> [What the exercise asks]
Give the number of lines holding the string "andar" and nothing more.

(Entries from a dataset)
_____

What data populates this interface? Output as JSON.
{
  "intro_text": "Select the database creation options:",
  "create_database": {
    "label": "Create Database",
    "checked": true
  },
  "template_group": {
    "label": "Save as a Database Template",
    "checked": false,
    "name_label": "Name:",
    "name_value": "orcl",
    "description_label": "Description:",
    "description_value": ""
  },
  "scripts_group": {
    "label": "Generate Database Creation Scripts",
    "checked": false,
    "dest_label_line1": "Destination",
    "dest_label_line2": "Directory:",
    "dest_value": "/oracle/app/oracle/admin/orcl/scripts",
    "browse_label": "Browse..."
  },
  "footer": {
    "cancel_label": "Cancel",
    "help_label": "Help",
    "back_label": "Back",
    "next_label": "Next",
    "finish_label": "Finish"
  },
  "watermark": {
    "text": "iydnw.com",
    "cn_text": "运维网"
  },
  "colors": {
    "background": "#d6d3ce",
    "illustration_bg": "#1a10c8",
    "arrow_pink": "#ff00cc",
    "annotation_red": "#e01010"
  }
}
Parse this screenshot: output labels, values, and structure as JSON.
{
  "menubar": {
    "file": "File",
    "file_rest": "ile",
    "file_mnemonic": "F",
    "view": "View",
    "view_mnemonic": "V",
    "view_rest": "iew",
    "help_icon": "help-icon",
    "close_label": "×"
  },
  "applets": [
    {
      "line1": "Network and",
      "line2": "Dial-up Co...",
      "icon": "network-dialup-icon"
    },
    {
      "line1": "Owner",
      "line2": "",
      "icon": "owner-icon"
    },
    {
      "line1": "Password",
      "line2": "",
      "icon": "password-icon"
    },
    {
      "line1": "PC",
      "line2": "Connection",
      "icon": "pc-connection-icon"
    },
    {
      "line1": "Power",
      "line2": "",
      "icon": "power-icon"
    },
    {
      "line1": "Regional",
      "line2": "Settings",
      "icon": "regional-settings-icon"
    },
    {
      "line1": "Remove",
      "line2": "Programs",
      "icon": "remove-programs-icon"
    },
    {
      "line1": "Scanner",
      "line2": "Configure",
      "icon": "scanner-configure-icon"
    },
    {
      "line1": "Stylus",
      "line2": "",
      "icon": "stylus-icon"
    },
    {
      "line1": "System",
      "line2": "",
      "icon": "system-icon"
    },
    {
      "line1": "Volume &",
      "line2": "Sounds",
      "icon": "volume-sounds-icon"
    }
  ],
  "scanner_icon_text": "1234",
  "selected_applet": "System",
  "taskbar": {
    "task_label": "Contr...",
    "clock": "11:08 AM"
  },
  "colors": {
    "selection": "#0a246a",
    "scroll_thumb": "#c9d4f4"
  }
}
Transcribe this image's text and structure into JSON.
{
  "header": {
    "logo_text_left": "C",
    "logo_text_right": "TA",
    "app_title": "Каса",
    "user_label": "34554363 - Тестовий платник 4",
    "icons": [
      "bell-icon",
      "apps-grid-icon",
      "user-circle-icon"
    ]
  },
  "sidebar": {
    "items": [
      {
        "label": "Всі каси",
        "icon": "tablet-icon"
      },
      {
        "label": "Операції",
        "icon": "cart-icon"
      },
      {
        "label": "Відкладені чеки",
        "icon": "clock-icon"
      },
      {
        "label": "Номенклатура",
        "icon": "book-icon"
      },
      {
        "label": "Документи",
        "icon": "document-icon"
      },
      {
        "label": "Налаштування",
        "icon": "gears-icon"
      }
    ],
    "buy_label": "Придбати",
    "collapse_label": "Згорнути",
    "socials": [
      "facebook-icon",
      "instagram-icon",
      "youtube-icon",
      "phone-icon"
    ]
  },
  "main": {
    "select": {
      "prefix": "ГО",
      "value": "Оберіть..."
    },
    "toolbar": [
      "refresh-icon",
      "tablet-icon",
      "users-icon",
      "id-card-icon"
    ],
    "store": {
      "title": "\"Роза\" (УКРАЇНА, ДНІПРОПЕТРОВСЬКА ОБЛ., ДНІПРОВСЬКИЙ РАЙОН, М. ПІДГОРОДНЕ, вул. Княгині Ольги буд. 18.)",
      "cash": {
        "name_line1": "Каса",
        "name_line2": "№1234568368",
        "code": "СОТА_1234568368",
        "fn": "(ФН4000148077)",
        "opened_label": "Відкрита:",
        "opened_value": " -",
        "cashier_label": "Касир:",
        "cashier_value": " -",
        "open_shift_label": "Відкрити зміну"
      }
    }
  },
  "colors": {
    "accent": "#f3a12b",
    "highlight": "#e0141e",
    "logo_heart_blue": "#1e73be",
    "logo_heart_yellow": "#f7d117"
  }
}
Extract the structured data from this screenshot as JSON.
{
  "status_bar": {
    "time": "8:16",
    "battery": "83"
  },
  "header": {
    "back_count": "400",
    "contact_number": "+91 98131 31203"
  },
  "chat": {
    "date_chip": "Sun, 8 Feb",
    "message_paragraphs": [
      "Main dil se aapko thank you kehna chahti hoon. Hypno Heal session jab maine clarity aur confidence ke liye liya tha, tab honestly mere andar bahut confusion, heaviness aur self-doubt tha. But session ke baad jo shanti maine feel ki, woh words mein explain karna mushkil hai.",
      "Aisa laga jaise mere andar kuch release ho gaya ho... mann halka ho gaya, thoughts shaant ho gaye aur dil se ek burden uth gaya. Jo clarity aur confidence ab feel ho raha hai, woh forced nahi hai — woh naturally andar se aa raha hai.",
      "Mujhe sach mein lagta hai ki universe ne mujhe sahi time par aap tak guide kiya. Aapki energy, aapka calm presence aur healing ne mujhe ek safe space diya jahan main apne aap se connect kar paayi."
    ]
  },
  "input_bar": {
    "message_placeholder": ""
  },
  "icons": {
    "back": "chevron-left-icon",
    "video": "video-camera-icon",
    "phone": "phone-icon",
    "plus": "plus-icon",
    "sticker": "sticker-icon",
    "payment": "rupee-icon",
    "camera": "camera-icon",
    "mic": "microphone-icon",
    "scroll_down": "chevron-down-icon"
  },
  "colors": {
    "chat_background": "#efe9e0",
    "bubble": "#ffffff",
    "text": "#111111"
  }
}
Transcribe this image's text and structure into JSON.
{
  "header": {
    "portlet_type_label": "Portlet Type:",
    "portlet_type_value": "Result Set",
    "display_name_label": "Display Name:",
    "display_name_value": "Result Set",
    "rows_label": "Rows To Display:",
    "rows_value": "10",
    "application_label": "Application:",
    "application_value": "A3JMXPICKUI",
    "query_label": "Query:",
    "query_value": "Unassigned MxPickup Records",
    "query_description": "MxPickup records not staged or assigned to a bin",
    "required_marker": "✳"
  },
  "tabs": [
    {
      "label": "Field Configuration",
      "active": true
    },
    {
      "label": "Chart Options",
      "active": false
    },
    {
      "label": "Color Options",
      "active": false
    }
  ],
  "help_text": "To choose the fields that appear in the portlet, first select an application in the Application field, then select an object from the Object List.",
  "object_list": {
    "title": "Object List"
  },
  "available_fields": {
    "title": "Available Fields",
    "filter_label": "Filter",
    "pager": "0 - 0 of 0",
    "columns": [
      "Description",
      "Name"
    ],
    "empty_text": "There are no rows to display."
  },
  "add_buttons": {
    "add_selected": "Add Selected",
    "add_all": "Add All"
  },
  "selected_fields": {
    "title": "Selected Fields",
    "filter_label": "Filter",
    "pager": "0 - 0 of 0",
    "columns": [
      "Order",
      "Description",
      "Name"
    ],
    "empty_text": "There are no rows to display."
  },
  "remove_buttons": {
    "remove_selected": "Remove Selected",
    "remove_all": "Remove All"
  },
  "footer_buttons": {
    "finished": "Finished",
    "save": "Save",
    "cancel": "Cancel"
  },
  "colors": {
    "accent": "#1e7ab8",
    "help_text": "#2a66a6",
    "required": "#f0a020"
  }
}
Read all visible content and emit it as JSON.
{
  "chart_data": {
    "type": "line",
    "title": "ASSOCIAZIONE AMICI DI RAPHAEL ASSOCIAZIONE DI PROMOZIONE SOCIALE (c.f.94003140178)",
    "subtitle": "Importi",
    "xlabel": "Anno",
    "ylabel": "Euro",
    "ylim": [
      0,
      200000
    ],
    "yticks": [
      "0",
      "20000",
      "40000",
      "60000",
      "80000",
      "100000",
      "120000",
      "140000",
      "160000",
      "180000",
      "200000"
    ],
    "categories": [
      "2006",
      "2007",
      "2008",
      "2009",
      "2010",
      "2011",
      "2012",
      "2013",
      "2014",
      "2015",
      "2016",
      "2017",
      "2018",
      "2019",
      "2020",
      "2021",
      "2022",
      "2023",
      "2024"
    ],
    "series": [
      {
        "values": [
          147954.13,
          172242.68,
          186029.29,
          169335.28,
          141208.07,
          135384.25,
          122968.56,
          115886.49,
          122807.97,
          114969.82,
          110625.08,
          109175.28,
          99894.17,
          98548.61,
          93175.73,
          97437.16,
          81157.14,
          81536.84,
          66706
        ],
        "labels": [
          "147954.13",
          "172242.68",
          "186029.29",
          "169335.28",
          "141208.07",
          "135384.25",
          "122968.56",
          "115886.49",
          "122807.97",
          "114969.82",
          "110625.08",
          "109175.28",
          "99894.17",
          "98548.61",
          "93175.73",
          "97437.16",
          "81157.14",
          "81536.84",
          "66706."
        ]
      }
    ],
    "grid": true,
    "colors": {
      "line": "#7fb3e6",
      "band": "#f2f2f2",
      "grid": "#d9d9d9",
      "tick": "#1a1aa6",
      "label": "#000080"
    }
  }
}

_____

> [Solution to this exercise]
2